[Exercise goal] Reproduce the stretch of the records from the start through the line that contains "wafer-dot [99, 725, 110, 736]", including both ends.

Part of a data file:

################

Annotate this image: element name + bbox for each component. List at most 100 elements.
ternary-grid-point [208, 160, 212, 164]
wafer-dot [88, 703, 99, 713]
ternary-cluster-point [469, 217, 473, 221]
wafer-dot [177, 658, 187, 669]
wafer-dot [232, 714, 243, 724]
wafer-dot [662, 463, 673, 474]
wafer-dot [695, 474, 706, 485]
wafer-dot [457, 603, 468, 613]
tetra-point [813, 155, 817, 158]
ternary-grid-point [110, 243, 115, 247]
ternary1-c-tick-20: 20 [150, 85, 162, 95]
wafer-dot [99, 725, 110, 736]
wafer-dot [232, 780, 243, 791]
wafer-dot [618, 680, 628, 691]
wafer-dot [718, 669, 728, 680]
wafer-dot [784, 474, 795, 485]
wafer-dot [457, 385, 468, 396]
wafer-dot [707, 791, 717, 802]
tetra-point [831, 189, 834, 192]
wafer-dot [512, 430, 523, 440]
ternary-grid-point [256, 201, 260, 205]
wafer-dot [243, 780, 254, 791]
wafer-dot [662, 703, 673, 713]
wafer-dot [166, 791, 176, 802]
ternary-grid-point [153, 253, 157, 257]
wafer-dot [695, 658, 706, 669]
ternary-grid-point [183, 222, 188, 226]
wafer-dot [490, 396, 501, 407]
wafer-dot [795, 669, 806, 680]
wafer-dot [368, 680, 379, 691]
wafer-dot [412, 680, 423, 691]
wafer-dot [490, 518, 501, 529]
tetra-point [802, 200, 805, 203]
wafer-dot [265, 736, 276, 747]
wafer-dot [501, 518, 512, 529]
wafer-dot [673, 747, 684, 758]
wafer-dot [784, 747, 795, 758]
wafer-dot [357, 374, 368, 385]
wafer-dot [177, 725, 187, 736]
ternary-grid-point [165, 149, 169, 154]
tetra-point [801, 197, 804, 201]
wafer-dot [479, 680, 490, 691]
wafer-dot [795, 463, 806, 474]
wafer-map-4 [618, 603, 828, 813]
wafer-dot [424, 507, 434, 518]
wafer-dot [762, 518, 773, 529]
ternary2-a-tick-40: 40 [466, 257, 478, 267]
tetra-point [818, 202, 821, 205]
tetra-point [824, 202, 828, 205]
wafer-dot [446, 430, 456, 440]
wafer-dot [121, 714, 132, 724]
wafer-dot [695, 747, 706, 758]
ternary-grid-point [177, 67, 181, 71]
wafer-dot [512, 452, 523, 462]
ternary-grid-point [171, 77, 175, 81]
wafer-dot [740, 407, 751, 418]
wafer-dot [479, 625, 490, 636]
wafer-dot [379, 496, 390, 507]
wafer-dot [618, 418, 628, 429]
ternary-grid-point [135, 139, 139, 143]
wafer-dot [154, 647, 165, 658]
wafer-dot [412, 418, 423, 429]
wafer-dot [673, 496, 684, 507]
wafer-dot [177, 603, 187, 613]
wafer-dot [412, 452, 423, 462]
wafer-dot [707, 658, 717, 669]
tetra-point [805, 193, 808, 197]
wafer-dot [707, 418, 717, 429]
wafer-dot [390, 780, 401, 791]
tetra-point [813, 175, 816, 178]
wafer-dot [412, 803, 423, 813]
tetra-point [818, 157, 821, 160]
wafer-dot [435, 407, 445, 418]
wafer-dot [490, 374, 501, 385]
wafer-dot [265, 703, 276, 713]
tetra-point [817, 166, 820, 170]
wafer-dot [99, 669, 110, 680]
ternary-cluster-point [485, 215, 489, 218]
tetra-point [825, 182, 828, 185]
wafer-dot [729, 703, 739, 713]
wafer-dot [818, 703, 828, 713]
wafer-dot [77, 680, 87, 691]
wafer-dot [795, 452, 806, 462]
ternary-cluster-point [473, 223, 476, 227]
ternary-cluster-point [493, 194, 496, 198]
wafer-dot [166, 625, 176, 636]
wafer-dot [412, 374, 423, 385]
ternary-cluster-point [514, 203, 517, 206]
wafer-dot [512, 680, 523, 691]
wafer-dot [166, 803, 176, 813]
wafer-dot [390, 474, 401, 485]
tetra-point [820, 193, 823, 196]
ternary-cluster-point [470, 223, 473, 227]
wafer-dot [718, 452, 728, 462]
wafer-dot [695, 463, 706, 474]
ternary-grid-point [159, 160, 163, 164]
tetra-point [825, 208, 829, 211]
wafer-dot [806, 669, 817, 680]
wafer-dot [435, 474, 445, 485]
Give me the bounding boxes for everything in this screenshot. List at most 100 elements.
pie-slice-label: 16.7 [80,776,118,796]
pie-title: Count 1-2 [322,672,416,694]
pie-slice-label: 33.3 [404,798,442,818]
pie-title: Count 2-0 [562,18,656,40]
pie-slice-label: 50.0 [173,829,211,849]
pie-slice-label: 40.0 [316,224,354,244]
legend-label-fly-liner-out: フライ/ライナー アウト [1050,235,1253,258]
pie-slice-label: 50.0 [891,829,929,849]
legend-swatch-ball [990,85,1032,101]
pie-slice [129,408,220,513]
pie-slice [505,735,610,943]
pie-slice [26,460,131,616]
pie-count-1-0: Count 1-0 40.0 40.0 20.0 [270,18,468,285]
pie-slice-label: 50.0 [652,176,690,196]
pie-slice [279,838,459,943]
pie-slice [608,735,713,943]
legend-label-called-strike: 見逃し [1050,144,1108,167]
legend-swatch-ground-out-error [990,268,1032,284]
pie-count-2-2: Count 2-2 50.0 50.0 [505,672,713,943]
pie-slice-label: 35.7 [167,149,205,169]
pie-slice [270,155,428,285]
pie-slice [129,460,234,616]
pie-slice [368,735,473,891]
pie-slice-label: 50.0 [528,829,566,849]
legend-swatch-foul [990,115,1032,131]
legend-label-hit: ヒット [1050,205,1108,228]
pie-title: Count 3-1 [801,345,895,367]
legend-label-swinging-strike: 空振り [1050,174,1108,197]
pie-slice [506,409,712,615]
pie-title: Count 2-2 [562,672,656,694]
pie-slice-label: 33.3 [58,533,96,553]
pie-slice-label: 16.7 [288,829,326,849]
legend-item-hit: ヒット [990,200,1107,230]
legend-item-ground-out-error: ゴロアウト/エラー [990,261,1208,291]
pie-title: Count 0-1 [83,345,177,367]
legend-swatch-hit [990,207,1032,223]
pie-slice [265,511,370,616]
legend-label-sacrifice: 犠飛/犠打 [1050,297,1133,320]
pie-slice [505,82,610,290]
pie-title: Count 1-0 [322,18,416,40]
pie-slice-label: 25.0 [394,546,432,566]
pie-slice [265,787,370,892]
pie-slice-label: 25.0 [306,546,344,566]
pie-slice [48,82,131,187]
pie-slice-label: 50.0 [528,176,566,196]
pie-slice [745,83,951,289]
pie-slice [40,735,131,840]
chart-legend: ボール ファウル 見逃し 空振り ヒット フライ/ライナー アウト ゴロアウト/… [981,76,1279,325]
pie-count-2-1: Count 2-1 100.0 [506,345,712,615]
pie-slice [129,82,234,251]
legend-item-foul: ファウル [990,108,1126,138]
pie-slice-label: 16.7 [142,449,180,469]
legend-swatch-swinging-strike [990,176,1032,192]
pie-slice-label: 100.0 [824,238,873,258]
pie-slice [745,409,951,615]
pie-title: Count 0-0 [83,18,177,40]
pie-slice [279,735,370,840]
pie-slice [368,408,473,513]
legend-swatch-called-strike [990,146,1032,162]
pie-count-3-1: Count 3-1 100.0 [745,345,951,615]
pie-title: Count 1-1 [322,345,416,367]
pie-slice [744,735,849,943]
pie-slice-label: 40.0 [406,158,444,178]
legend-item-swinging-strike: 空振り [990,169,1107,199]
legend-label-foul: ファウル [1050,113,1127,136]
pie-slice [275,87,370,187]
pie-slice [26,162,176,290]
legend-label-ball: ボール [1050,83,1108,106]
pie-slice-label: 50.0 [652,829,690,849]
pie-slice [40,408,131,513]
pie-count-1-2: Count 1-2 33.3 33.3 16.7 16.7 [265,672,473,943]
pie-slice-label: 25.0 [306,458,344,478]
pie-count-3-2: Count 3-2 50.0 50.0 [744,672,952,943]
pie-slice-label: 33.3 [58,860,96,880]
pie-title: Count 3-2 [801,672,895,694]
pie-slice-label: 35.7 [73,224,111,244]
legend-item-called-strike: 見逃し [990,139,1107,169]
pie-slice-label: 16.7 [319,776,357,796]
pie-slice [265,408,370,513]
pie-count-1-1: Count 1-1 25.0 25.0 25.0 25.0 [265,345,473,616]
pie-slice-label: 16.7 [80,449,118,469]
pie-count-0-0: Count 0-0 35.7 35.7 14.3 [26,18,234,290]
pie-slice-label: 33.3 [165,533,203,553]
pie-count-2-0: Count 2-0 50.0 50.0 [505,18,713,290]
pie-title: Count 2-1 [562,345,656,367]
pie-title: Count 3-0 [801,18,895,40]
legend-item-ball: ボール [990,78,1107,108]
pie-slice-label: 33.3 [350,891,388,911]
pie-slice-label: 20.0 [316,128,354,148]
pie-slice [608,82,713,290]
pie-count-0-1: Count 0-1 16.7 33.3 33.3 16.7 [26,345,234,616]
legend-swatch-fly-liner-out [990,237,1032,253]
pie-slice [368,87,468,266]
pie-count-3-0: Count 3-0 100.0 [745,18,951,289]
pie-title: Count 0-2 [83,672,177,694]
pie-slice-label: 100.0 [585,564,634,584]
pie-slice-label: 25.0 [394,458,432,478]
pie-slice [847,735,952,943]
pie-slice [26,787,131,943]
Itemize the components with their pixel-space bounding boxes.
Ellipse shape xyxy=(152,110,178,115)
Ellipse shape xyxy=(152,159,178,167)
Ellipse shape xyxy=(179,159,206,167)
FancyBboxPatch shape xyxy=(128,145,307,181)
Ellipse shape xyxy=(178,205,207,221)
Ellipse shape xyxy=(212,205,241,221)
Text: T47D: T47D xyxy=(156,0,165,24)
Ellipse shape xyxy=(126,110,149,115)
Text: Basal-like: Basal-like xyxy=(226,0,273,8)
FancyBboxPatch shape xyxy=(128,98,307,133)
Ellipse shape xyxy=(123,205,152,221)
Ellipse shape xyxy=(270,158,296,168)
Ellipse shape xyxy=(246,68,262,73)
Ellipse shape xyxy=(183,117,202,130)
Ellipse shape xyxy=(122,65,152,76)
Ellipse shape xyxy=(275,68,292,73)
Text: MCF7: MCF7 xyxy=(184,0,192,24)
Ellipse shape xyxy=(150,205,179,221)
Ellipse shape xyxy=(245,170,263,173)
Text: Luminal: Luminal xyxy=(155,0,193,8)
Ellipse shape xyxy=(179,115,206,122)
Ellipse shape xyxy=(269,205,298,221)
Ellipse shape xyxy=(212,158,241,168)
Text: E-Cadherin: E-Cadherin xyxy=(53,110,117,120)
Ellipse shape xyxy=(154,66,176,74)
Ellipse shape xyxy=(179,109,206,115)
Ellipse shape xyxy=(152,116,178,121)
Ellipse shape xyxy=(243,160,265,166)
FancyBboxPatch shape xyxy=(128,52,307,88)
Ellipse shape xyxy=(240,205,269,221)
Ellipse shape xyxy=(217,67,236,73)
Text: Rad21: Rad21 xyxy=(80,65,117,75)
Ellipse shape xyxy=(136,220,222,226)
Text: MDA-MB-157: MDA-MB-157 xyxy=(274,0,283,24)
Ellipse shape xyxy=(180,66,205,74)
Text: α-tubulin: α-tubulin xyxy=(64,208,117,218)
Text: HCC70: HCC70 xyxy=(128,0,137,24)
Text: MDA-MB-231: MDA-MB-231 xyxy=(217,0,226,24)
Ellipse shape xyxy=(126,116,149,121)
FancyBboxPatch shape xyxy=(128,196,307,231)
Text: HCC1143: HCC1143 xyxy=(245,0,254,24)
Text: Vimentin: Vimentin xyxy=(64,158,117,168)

################

[Response to the task]
Annotate this image: element name + bbox for each component. List at most 100 elements.
ternary-grid-point [208, 160, 212, 164]
wafer-dot [88, 703, 99, 713]
ternary-cluster-point [469, 217, 473, 221]
wafer-dot [177, 658, 187, 669]
wafer-dot [232, 714, 243, 724]
wafer-dot [662, 463, 673, 474]
wafer-dot [695, 474, 706, 485]
wafer-dot [457, 603, 468, 613]
tetra-point [813, 155, 817, 158]
ternary-grid-point [110, 243, 115, 247]
ternary1-c-tick-20: 20 [150, 85, 162, 95]
wafer-dot [99, 725, 110, 736]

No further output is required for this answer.